--- Trecho para leitura ---
O Dois de Julho vive na memória de muitos baianos. Não precisa nem ir muito longe. Só na Metropole, Mário Kertész e Nardele Gomes são ex-alunos. Além deles, políticos, figuras públicas, famosos e anônimos caminharam por aqueles corredores, deixando suas histórias entrelaçadas com a de uma instituição que um dia foi sinônimo de excelência e orgulho na educação. Fundado por uma missão presbiteriana dos Estados Unidos, o colégio, com turmas do primário, ginásio, ensino clássico e científico, foi um dos melhores do estado, com professores que educaram e formaram gerações.
HISTÓRIA EM RUÍNAS
O cenário na Avenida Leovigildo Filgueiras, número 81, hoje é diferente e passa longe da excelência de outrora. Vegetação tomando conta, paredes descascando e o silêncio do abandono. Nem mesmo a imponência do Palácio Conde dos Arcos, residência do último vice-rei do Brasil, é notada.
---
**Tarefa:**
Com base no trecho sobre o colégio Dois de Julho, responda:
1. Quem fundou o colégio?
2. Qual endereço aparece sob o título "HISTÓRIA EM RUÍNAS"?
3. De quem o Palácio Conde dos Arcos foi residência?
--- Lista de registros ---
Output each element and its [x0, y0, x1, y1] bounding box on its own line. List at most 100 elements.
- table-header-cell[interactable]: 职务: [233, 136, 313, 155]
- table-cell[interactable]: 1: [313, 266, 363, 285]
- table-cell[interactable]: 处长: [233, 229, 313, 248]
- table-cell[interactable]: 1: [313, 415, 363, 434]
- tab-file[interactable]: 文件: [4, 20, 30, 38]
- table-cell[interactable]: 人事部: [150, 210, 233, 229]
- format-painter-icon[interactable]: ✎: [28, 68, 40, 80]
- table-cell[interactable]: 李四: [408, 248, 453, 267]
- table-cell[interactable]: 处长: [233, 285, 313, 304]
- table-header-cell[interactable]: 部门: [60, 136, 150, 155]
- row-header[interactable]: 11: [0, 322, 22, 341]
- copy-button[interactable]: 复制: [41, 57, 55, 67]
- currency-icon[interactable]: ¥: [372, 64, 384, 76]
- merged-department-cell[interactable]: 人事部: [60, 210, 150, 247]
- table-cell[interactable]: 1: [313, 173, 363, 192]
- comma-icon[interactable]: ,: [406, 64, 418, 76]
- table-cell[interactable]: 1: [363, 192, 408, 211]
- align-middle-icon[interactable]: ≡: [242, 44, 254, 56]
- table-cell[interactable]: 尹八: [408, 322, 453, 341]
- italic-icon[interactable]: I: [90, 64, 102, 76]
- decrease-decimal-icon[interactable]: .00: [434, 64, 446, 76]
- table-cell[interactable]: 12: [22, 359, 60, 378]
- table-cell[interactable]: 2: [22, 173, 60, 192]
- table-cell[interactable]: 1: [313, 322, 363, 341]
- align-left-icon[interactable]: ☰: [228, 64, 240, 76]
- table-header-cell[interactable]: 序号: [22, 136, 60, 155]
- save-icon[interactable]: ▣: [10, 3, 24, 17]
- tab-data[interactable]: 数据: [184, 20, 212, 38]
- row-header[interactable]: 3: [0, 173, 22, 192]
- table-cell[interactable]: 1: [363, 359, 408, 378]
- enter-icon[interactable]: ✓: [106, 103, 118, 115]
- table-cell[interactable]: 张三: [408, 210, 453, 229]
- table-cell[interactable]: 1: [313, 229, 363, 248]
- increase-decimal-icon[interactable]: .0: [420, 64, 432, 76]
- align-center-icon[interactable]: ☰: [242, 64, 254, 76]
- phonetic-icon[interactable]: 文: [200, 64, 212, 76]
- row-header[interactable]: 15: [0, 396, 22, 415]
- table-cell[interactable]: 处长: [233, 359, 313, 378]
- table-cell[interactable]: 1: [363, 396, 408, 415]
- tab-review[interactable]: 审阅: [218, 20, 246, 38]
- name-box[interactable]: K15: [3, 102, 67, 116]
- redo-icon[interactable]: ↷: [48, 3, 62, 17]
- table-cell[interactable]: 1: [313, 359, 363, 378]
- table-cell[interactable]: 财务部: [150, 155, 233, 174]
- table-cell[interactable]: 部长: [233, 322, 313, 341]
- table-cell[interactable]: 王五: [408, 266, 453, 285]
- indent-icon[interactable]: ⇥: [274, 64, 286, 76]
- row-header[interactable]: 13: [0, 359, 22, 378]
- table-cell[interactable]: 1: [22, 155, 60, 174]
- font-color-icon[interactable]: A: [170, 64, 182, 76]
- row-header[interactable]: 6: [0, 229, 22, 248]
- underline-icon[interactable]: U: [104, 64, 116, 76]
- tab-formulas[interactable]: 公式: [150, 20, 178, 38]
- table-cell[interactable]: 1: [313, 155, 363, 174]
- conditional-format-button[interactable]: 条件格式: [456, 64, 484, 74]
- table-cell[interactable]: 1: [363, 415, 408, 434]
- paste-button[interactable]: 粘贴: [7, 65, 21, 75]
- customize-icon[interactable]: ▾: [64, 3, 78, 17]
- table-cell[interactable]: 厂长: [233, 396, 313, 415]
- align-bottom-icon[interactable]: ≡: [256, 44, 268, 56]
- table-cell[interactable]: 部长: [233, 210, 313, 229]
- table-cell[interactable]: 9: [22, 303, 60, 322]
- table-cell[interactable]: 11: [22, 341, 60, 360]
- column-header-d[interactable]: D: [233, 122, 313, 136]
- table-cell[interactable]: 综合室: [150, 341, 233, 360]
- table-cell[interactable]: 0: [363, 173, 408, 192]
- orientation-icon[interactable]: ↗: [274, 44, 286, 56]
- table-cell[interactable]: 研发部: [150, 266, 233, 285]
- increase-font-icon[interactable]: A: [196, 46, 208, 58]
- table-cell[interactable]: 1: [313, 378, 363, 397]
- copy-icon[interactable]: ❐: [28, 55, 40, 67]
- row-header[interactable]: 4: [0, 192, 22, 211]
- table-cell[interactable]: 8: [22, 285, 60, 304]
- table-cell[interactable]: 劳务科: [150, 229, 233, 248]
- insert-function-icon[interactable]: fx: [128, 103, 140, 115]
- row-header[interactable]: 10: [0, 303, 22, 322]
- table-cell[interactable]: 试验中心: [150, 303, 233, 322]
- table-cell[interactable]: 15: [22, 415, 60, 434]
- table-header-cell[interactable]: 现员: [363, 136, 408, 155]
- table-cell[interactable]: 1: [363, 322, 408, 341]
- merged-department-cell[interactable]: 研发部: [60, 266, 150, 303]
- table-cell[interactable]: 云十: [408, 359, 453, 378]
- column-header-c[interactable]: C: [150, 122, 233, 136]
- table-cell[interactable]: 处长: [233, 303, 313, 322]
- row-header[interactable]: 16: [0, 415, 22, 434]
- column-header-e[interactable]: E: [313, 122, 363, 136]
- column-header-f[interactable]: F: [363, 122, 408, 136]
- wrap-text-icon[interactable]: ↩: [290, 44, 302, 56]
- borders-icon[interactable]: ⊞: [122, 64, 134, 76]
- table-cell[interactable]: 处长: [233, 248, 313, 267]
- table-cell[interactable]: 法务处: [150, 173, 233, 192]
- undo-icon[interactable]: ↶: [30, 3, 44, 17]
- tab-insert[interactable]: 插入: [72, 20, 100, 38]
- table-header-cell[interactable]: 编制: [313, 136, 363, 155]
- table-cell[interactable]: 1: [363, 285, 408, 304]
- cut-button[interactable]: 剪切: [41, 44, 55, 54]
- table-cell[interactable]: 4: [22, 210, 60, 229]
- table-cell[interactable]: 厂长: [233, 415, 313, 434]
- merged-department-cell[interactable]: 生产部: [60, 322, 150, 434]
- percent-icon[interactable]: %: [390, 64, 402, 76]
---
**Resultado do exercício:**
1. Uma missão presbiteriana dos Estados Unidos.
2. Avenida Leovigildo Filgueiras, número 81.
3. Do último vice-rei do Brasil.